# [Input]

------------------------------------------------------------------------

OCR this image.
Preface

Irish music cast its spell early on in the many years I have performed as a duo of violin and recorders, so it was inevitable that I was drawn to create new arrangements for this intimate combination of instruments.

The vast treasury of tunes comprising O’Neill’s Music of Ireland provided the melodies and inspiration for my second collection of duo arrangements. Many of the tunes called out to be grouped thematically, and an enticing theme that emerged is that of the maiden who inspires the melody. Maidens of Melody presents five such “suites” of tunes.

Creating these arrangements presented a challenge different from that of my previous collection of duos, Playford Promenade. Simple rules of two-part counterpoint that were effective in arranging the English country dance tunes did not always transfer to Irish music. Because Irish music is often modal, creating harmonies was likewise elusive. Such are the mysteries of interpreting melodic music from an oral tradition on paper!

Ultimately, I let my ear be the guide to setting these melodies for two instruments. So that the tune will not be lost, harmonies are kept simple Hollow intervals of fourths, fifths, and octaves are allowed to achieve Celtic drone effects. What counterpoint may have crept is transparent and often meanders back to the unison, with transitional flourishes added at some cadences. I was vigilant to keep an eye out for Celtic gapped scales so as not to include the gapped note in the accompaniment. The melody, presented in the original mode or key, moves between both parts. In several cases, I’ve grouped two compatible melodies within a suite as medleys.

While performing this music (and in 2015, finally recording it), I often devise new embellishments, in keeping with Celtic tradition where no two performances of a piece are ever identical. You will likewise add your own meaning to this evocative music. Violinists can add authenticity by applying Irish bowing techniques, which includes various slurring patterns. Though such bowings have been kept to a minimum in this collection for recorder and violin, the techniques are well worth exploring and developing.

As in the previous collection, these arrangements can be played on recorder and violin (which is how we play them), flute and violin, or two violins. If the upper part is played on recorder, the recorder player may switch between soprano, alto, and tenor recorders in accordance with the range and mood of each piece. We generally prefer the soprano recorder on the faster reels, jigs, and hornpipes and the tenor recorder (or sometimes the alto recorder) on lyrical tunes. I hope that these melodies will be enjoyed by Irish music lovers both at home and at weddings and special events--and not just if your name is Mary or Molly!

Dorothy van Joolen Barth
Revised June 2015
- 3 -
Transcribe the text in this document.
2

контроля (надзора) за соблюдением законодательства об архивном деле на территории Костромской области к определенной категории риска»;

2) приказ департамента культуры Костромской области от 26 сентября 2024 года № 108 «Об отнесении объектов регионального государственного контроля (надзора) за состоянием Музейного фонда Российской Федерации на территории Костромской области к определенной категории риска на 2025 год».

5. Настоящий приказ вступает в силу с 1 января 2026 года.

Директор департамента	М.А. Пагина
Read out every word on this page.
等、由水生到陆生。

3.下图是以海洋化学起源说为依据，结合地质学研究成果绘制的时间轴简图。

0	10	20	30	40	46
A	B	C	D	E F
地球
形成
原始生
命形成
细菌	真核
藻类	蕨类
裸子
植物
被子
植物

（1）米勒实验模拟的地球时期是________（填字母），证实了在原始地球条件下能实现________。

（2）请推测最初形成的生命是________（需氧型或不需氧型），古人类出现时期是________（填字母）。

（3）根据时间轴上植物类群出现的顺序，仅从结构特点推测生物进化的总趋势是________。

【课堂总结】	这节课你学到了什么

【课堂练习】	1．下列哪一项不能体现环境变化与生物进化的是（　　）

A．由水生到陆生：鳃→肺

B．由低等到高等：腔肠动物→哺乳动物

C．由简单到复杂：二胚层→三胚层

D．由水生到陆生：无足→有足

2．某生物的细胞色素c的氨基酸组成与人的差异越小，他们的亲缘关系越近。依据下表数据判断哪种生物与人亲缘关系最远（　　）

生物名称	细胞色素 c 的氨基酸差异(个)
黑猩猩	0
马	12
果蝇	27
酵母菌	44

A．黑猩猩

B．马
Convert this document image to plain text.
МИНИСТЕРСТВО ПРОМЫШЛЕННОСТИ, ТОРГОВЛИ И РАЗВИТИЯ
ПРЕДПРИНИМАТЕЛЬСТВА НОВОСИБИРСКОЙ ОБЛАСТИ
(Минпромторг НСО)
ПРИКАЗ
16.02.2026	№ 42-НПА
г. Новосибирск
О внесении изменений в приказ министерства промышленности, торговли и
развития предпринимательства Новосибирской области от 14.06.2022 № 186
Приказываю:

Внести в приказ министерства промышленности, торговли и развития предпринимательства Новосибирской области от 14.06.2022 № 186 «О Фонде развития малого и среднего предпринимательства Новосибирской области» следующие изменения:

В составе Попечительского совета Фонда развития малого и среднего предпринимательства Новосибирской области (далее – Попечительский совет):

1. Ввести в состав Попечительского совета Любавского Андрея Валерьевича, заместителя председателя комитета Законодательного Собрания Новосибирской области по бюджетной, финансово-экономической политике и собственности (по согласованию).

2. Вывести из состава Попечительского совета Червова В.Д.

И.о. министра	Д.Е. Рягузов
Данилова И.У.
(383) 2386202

------------------------------------------------------------------------

# [Work to be completed]
Give a single number: the count of lines above that include the word "text".

# [Written response]
2